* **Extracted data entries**
<<<<

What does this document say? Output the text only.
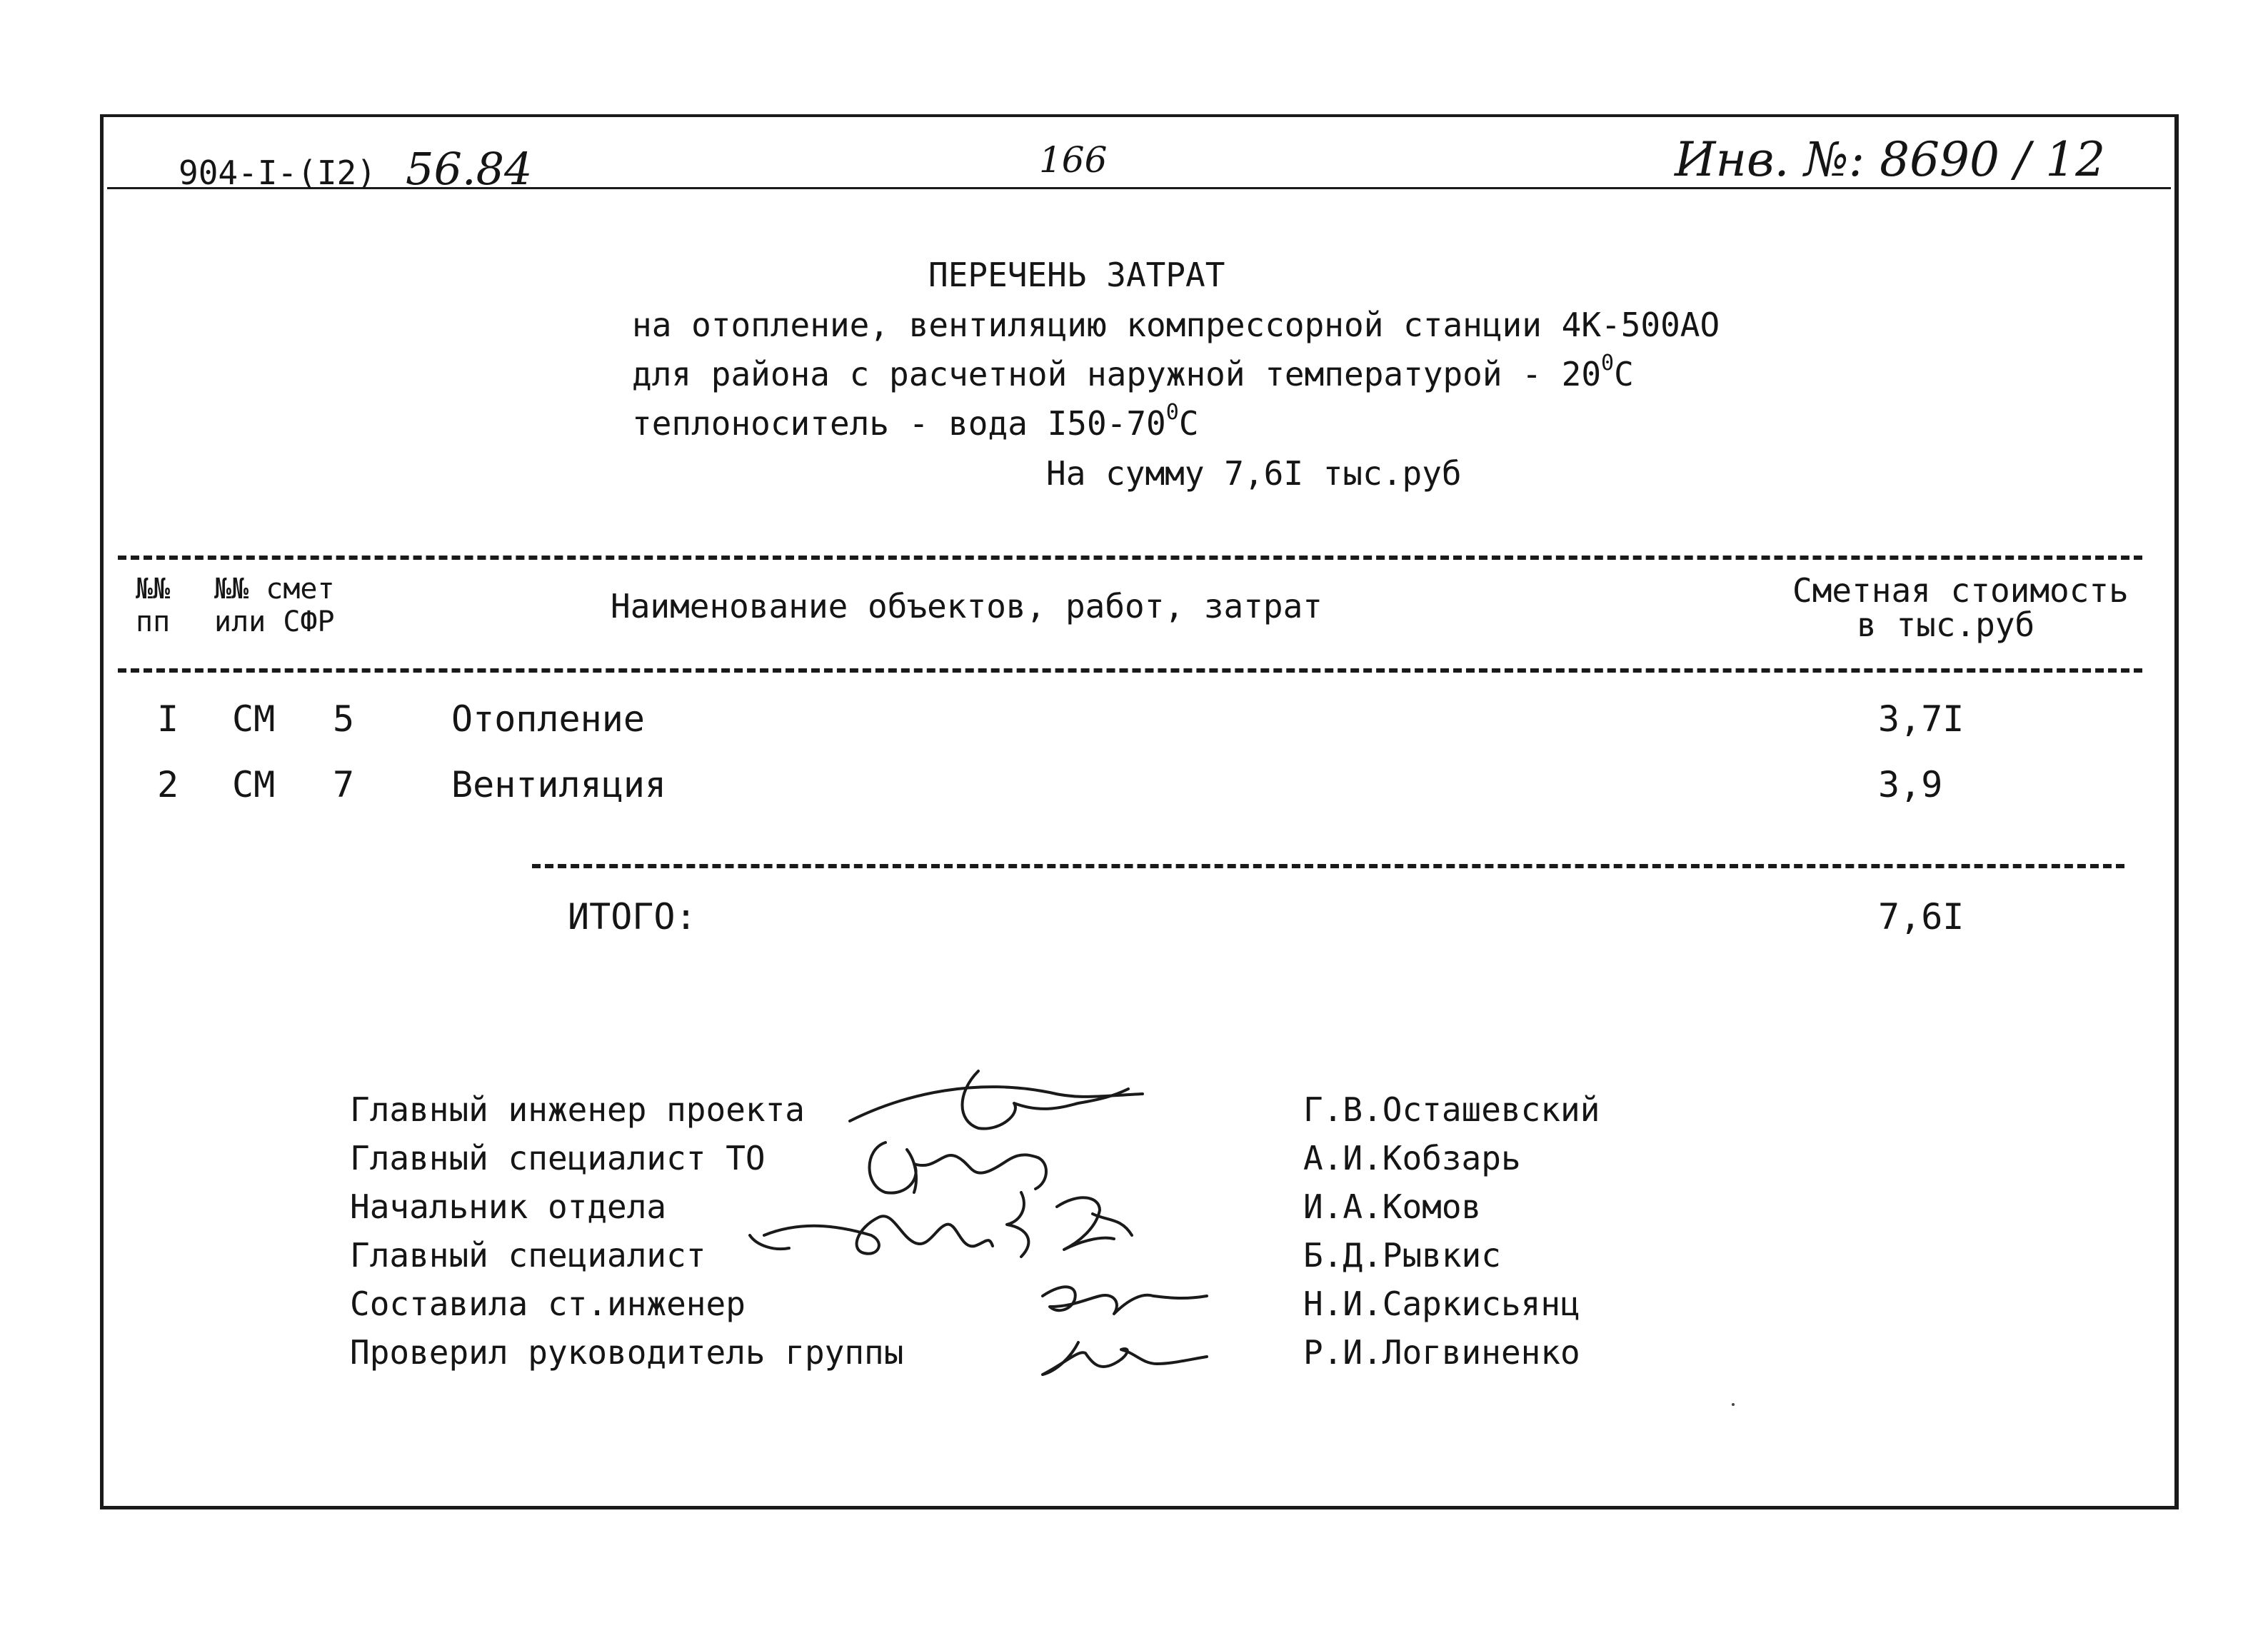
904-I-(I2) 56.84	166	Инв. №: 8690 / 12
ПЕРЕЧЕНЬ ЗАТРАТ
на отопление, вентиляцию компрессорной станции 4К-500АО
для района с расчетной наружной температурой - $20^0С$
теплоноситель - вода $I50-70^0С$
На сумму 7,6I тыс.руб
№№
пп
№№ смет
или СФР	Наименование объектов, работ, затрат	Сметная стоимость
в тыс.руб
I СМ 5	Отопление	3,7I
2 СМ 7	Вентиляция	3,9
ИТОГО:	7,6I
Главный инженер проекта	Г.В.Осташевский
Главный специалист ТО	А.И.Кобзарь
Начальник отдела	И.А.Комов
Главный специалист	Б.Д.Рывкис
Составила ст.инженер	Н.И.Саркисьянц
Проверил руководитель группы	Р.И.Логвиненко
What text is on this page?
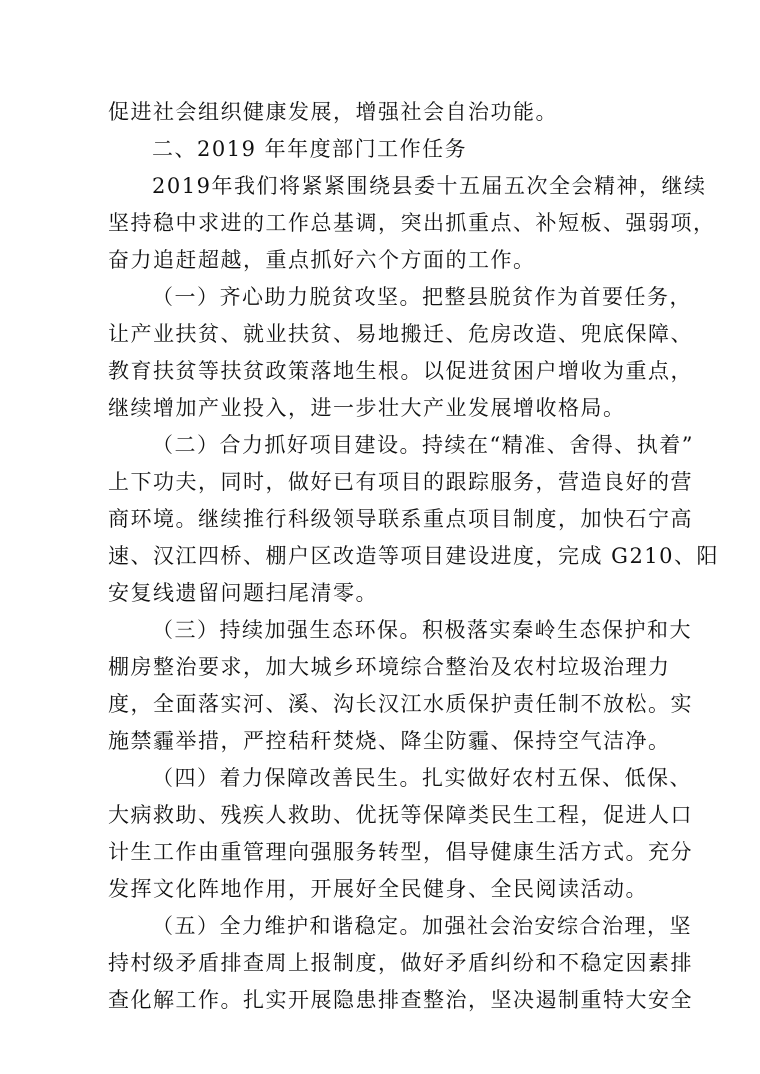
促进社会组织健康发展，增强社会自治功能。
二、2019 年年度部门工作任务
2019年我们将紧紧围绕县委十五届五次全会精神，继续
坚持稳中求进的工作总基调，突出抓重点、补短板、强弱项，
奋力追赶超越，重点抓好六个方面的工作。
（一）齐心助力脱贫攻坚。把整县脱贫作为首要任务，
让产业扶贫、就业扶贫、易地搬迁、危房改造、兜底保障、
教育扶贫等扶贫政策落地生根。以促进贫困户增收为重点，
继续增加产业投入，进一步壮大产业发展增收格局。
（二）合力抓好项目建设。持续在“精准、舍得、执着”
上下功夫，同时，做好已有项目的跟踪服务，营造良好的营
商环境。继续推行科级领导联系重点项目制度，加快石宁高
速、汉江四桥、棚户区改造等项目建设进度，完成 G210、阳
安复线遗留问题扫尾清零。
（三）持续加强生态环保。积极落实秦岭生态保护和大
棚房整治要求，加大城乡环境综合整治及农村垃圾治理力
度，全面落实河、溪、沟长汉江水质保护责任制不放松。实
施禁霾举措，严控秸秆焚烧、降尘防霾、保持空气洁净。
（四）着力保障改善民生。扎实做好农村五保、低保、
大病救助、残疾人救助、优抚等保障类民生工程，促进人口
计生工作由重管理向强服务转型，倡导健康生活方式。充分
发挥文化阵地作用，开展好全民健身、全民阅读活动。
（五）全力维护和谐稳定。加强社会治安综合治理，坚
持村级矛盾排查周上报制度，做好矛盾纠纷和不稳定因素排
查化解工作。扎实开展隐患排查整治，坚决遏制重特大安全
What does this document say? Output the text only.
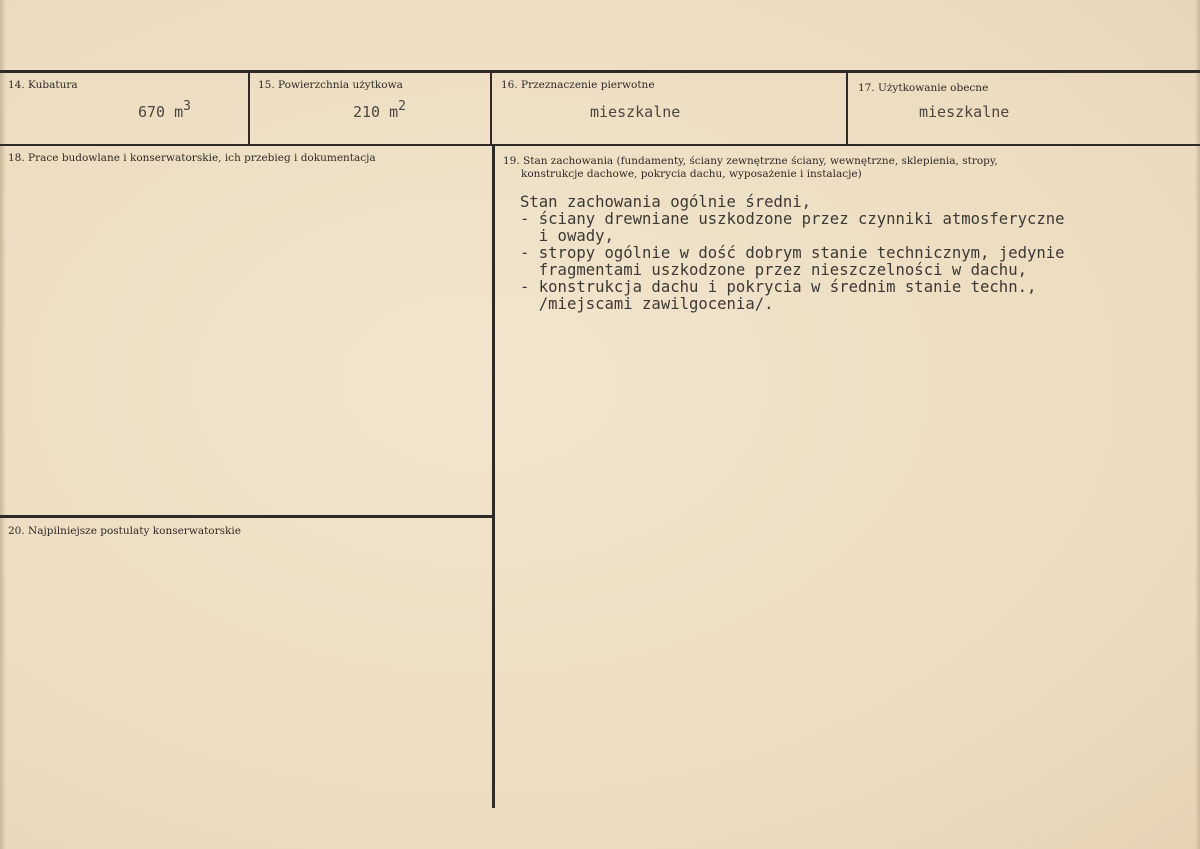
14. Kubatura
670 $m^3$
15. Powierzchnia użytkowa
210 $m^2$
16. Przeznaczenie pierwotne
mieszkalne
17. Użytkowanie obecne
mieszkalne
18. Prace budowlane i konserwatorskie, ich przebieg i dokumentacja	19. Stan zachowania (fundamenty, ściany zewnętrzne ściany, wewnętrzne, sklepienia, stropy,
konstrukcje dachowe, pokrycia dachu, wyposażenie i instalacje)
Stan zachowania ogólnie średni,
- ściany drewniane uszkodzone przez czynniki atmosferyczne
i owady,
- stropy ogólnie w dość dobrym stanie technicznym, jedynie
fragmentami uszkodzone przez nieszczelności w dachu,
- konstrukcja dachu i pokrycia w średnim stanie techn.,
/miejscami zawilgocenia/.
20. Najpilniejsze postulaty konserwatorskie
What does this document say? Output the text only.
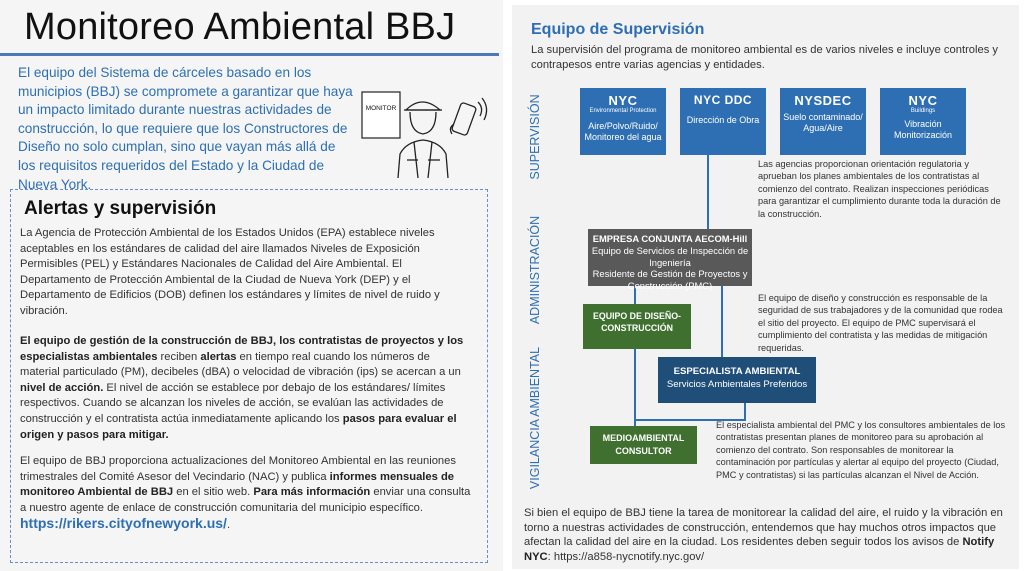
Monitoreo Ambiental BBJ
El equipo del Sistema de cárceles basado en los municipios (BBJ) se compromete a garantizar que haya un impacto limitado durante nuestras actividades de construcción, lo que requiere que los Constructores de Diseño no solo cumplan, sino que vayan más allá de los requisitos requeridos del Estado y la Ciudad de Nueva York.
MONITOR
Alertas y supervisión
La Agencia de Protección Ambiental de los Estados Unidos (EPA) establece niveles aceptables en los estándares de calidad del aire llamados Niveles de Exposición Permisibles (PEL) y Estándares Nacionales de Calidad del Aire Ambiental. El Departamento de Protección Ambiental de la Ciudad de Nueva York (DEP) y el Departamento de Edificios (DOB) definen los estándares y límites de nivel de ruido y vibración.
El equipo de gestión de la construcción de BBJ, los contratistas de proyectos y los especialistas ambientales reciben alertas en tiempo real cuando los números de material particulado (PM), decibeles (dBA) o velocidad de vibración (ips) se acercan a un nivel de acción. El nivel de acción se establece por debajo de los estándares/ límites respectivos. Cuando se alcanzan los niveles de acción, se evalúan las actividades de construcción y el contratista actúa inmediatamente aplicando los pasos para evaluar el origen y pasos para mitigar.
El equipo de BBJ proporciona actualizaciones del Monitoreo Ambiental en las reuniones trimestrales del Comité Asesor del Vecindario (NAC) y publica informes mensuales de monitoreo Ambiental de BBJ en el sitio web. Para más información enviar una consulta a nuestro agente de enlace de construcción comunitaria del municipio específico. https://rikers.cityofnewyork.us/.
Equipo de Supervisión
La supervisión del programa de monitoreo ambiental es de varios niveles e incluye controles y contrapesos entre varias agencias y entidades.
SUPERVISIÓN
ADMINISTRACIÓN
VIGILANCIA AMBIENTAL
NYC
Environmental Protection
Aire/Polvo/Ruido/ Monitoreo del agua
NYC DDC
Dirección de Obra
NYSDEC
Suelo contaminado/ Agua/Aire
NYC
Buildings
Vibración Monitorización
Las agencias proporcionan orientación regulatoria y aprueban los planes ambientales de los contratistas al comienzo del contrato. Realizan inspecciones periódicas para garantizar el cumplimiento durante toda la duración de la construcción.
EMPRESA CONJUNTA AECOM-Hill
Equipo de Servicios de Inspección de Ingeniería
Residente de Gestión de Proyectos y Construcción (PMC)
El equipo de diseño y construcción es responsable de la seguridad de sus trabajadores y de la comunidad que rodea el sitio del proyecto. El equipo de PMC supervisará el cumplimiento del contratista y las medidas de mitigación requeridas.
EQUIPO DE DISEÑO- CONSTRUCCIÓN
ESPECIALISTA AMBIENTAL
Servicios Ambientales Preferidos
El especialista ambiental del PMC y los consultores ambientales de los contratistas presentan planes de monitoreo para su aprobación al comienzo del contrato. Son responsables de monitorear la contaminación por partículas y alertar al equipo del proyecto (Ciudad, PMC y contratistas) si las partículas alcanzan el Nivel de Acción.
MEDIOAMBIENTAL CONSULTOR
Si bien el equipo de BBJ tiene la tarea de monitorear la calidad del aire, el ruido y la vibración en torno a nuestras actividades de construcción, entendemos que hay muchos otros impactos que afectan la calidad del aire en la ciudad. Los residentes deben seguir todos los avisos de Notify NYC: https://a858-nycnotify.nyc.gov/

>>>>

* **What to produce**
Check each line of the records above for the word "agencias", then give the number of lines that have it, with no other words.

* **Answer to the exercise**
2